** START INFORMATION SUPPLIED **

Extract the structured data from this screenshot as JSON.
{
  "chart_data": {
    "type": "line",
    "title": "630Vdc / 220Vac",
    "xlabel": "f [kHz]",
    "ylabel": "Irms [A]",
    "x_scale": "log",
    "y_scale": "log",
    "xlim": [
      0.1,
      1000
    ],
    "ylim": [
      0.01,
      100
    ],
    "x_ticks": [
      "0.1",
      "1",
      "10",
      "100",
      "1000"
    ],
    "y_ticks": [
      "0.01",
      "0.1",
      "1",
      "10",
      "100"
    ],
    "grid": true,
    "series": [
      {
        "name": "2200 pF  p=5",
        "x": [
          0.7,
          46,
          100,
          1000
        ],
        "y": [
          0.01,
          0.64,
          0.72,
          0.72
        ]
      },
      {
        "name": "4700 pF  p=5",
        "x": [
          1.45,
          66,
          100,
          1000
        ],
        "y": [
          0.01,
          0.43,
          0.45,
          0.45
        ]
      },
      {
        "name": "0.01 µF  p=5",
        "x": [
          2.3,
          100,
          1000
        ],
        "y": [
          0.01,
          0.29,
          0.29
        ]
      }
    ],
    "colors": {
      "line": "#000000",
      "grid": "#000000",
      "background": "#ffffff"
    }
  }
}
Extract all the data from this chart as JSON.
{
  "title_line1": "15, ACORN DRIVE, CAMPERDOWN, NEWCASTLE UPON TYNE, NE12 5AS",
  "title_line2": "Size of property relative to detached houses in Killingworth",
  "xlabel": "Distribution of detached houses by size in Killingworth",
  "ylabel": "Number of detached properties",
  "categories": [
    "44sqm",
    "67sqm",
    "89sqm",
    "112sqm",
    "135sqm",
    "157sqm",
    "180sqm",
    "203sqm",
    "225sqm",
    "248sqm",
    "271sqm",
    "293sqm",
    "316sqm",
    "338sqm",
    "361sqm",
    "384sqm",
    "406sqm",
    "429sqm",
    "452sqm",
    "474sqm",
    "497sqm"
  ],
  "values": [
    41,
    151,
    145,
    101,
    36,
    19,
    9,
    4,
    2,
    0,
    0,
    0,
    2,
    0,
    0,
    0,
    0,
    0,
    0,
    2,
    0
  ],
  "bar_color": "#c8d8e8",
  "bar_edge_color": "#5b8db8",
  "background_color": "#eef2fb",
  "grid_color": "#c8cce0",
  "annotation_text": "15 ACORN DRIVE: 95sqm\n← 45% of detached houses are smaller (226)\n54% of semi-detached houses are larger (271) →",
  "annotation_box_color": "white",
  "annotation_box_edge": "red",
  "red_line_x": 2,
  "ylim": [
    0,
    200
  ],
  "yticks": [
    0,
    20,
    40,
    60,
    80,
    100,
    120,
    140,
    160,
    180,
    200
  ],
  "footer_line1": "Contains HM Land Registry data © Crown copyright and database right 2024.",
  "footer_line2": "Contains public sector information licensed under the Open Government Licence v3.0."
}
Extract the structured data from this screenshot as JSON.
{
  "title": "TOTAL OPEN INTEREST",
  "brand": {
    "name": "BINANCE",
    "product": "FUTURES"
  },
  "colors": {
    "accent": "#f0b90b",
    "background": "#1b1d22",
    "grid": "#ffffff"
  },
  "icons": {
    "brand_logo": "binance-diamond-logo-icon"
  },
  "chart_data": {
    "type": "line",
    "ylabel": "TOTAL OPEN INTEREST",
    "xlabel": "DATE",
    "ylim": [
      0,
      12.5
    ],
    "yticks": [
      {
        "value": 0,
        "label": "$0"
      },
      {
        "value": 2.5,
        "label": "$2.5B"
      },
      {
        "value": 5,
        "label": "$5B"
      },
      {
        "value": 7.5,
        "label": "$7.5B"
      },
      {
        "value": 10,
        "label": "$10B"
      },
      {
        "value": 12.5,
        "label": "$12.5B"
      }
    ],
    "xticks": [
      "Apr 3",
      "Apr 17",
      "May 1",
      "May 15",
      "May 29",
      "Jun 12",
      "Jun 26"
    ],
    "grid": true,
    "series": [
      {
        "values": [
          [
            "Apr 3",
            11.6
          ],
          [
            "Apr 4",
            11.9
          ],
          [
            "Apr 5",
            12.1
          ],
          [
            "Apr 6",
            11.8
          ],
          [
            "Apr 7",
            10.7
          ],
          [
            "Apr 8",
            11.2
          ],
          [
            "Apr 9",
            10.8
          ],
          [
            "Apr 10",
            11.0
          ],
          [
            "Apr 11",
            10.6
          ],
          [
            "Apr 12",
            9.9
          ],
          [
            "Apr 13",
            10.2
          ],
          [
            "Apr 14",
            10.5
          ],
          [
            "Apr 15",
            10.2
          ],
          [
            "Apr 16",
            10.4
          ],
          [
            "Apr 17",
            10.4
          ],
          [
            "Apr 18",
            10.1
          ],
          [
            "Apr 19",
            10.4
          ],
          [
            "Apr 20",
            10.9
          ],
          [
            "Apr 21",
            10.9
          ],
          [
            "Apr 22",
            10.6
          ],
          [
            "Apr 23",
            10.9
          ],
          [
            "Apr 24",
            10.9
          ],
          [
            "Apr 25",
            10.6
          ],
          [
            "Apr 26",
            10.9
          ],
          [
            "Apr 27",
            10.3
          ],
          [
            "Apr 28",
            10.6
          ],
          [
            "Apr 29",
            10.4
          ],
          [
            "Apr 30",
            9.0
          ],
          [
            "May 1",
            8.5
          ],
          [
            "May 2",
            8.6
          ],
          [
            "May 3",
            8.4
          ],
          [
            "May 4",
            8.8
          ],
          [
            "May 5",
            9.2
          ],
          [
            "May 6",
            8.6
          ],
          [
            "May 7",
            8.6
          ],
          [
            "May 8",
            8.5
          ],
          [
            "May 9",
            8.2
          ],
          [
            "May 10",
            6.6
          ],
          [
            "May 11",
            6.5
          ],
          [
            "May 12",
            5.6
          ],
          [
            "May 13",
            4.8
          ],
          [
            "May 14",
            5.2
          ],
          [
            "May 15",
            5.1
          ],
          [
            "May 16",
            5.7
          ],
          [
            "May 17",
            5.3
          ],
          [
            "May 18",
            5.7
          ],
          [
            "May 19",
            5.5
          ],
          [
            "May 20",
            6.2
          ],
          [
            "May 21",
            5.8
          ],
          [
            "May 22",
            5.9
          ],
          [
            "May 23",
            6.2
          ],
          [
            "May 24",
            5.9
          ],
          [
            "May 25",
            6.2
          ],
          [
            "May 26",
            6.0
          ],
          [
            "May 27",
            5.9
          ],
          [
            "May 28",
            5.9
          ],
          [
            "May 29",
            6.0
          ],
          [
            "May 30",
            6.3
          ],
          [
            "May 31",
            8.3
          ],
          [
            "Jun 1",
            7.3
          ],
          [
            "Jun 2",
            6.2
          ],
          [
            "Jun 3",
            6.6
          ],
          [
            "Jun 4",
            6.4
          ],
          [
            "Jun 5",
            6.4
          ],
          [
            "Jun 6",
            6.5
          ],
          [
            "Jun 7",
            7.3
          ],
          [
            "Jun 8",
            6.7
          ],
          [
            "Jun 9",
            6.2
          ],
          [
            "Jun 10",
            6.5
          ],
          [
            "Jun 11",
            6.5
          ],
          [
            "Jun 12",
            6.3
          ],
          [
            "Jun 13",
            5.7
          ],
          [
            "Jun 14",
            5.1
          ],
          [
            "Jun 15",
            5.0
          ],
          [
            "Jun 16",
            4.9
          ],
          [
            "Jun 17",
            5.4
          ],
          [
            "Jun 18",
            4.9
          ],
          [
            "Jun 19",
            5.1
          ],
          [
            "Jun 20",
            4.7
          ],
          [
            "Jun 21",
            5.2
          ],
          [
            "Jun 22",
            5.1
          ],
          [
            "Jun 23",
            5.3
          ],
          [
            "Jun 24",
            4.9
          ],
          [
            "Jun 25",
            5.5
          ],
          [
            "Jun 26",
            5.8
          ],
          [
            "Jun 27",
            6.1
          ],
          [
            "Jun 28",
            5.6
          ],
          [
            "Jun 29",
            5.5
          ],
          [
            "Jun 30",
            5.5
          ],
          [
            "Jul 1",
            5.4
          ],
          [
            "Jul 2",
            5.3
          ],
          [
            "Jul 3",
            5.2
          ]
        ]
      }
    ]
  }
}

** END INFORMATION SUPPLIED **

*WHAT YOU ARE ASKED TO DO*
Gather up, from the records above, each line where the word "detached" appears.

*COMPLETED TASK*
  "title_line2": "Size of property relative to detached houses in Killingworth",
  "xlabel": "Distribution of detached houses by size in Killingworth",
  "ylabel": "Number of detached properties",
  "annotation_text": "15 ACORN DRIVE: 95sqm\n← 45% of detached houses are smaller (226)\n54% of semi-detached houses are larger (271) →",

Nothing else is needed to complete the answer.